Stated problem: Your task is to restate the data word for word.

Recorded data:
'''
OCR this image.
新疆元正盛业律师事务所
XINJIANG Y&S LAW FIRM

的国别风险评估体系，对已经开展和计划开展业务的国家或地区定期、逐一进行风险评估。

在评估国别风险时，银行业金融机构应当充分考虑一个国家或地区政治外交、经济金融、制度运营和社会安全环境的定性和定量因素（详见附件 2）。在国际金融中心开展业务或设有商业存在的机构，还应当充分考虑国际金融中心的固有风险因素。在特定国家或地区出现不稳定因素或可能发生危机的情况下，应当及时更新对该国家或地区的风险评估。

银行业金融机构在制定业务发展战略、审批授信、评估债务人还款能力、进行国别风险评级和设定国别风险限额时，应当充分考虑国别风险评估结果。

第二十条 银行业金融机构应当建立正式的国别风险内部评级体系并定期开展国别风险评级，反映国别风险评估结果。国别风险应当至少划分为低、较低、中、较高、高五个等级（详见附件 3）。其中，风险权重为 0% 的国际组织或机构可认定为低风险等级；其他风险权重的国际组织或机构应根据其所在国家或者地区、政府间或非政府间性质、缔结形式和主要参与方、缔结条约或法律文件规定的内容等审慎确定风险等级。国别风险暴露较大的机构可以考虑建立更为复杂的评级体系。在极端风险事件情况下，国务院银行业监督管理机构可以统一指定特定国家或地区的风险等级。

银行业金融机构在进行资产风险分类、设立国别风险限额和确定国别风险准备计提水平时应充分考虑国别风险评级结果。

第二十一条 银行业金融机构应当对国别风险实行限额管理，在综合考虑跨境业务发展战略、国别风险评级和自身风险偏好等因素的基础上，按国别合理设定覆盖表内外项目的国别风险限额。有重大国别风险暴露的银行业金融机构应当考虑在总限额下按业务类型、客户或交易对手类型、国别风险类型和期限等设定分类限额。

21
'''
Written solution:
OCR this image.
新疆元正盛业律师事务所
XINJIANG Y&S LAW FIRM

的国别风险评估体系，对已经开展和计划开展业务的国家或地区定期、逐一进行风险评估。

在评估国别风险时，银行业金融机构应当充分考虑一个国家或地区政治外交、经济金融、制度运营和社会安全环境的定性和定量因素（详见附件 2）。在国际金融中心开展业务或设有商业存在的机构，还应当充分考虑国际金融中心的固有风险因素。在特定国家或地区出现不稳定因素或可能发生危机的情况下，应当及时更新对该国家或地区的风险评估。

银行业金融机构在制定业务发展战略、审批授信、评估债务人还款能力、进行国别风险评级和设定国别风险限额时，应当充分考虑国别风险评估结果。

第二十条 银行业金融机构应当建立正式的国别风险内部评级体系并定期开展国别风险评级，反映国别风险评估结果。国别风险应当至少划分为低、较低、中、较高、高五个等级（详见附件 3）。其中，风险权重为 0% 的国际组织或机构可认定为低风险等级；其他风险权重的国际组织或机构应根据其所在国家或者地区、政府间或非政府间性质、缔结形式和主要参与方、缔结条约或法律文件规定的内容等审慎确定风险等级。国别风险暴露较大的机构可以考虑建立更为复杂的评级体系。在极端风险事件情况下，国务院银行业监督管理机构可以统一指定特定国家或地区的风险等级。

银行业金融机构在进行资产风险分类、设立国别风险限额和确定国别风险准备计提水平时应充分考虑国别风险评级结果。

第二十一条 银行业金融机构应当对国别风险实行限额管理，在综合考虑跨境业务发展战略、国别风险评级和自身风险偏好等因素的基础上，按国别合理设定覆盖表内外项目的国别风险限额。有重大国别风险暴露的银行业金融机构应当考虑在总限额下按业务类型、客户或交易对手类型、国别风险类型和期限等设定分类限额。

21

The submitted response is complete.